● **The request**
Pictures aside, write out every record exactly as it appears.

═══ Records to process

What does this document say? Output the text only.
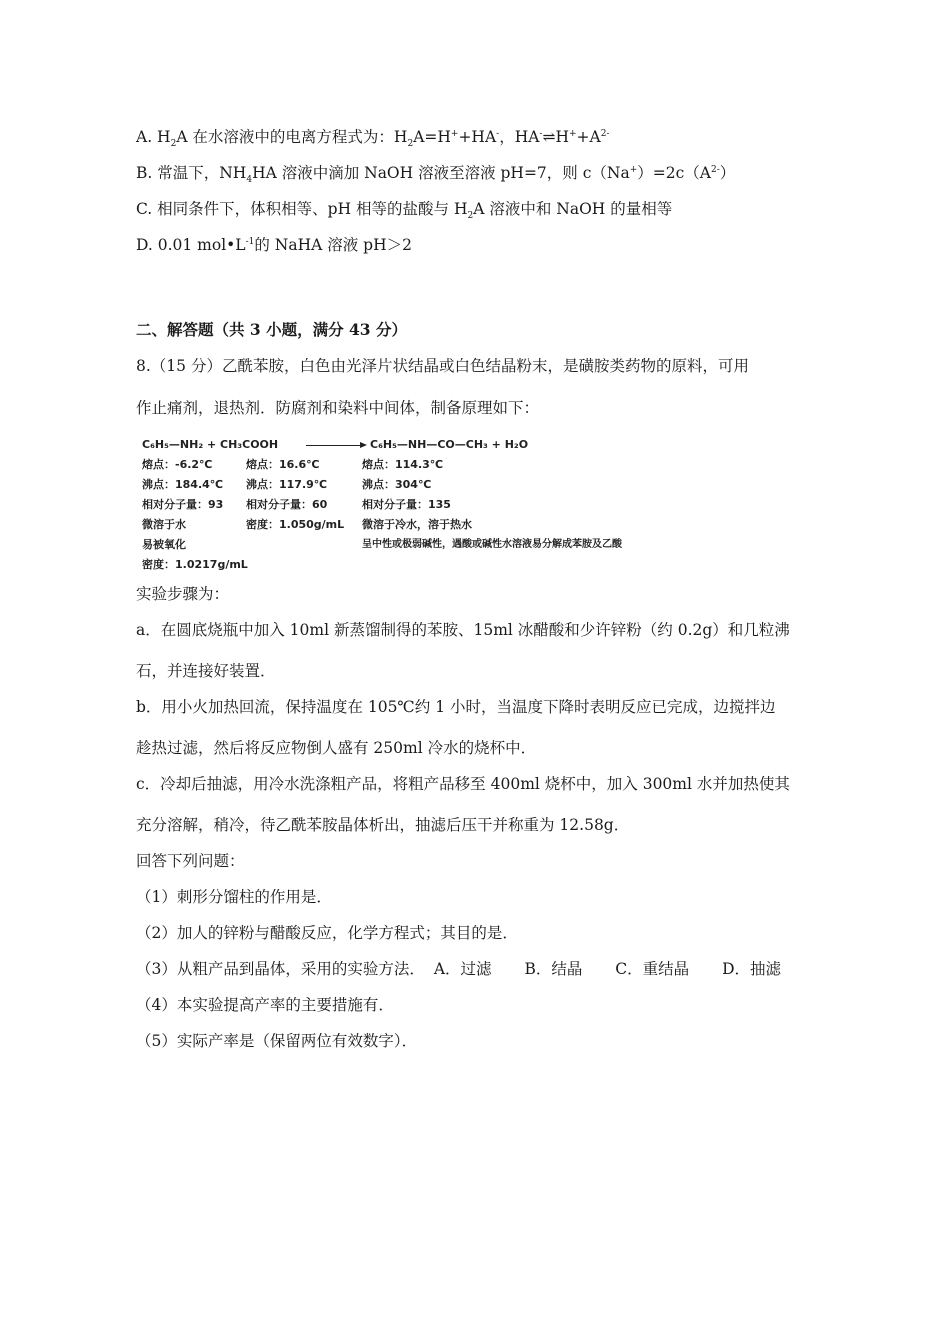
A. $H_2A$ 在水溶液中的电离方程式为：$H_2A=H^++HA^-$，$HA^-\rightleftharpoons H^++A^{2-}$
B. 常温下，$NH_4HA$ 溶液中滴加 NaOH 溶液至溶液 pH=7，则 $c(Na^+)=2c(A^{2-})$
C. 相同条件下，体积相等、pH 相等的盐酸与 $H_2A$ 溶液中和 NaOH 的量相等
D. 0.01 $mol•L^{-1}$的 NaHA 溶液 pH＞2
二、解答题（共 3 小题，满分 43 分）
8.（15 分）乙酰苯胺，白色由光泽片状结晶或白色结晶粉末，是磺胺类药物的原料，可用
作止痛剂，退热剂．防腐剂和染料中间体，制备原理如下：
C₆H₅—NH₂ + CH₃COOH	C₆H₅—NH—CO—CH₃ + H₂O
熔点：-6.2℃
沸点：184.4℃
相对分子量：93
微溶于水
易被氧化
密度：1.0217g/mL
熔点：16.6℃
沸点：117.9℃
相对分子量：60
密度：1.050g/mL
熔点：114.3℃
沸点：304℃
相对分子量：135
微溶于冷水，溶于热水
呈中性或极弱碱性，遇酸或碱性水溶液易分解成苯胺及乙酸
实验步骤为：
a．在圆底烧瓶中加入 10ml 新蒸馏制得的苯胺、15ml 冰醋酸和少许锌粉（约 0.2g）和几粒沸
石，并连接好装置．
b．用小火加热回流，保持温度在 105℃约 1 小时，当温度下降时表明反应已完成，边搅拌边
趁热过滤，然后将反应物倒人盛有 250ml 冷水的烧杯中．
c．冷却后抽滤，用冷水洗涤粗产品，将粗产品移至 400ml 烧杯中，加入 300ml 水并加热使其
充分溶解，稍冷，待乙酰苯胺晶体析出，抽滤后压干并称重为 12.58g．
回答下列问题：
（1）刺形分馏柱的作用是．
（2）加人的锌粉与醋酸反应，化学方程式；其目的是．
（3）从粗产品到晶体，采用的实验方法． A．过滤 B．结晶 C．重结晶 D．抽滤
（4）本实验提高产率的主要措施有．
（5）实际产率是（保留两位有效数字）．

══════

● **The completed task**
What does this document say? Output the text only.
A. $H_2A$ 在水溶液中的电离方程式为：$H_2A=H^++HA^-$，$HA^-\rightleftharpoons H^++A^{2-}$
B. 常温下，$NH_4HA$ 溶液中滴加 NaOH 溶液至溶液 pH=7，则 $c(Na^+)=2c(A^{2-})$
C. 相同条件下，体积相等、pH 相等的盐酸与 $H_2A$ 溶液中和 NaOH 的量相等
D. 0.01 $mol•L^{-1}$的 NaHA 溶液 pH＞2
二、解答题（共 3 小题，满分 43 分）
8.（15 分）乙酰苯胺，白色由光泽片状结晶或白色结晶粉末，是磺胺类药物的原料，可用
作止痛剂，退热剂．防腐剂和染料中间体，制备原理如下：
C₆H₅—NH₂ + CH₃COOH	C₆H₅—NH—CO—CH₃ + H₂O
熔点：-6.2℃
沸点：184.4℃
相对分子量：93
微溶于水
易被氧化
密度：1.0217g/mL
熔点：16.6℃
沸点：117.9℃
相对分子量：60
密度：1.050g/mL
熔点：114.3℃
沸点：304℃
相对分子量：135
微溶于冷水，溶于热水
呈中性或极弱碱性，遇酸或碱性水溶液易分解成苯胺及乙酸
实验步骤为：
a．在圆底烧瓶中加入 10ml 新蒸馏制得的苯胺、15ml 冰醋酸和少许锌粉（约 0.2g）和几粒沸
石，并连接好装置．
b．用小火加热回流，保持温度在 105℃约 1 小时，当温度下降时表明反应已完成，边搅拌边
趁热过滤，然后将反应物倒人盛有 250ml 冷水的烧杯中．
c．冷却后抽滤，用冷水洗涤粗产品，将粗产品移至 400ml 烧杯中，加入 300ml 水并加热使其
充分溶解，稍冷，待乙酰苯胺晶体析出，抽滤后压干并称重为 12.58g．
回答下列问题：
（1）刺形分馏柱的作用是．
（2）加人的锌粉与醋酸反应，化学方程式；其目的是．
（3）从粗产品到晶体，采用的实验方法． A．过滤 B．结晶 C．重结晶 D．抽滤
（4）本实验提高产率的主要措施有．
（5）实际产率是（保留两位有效数字）．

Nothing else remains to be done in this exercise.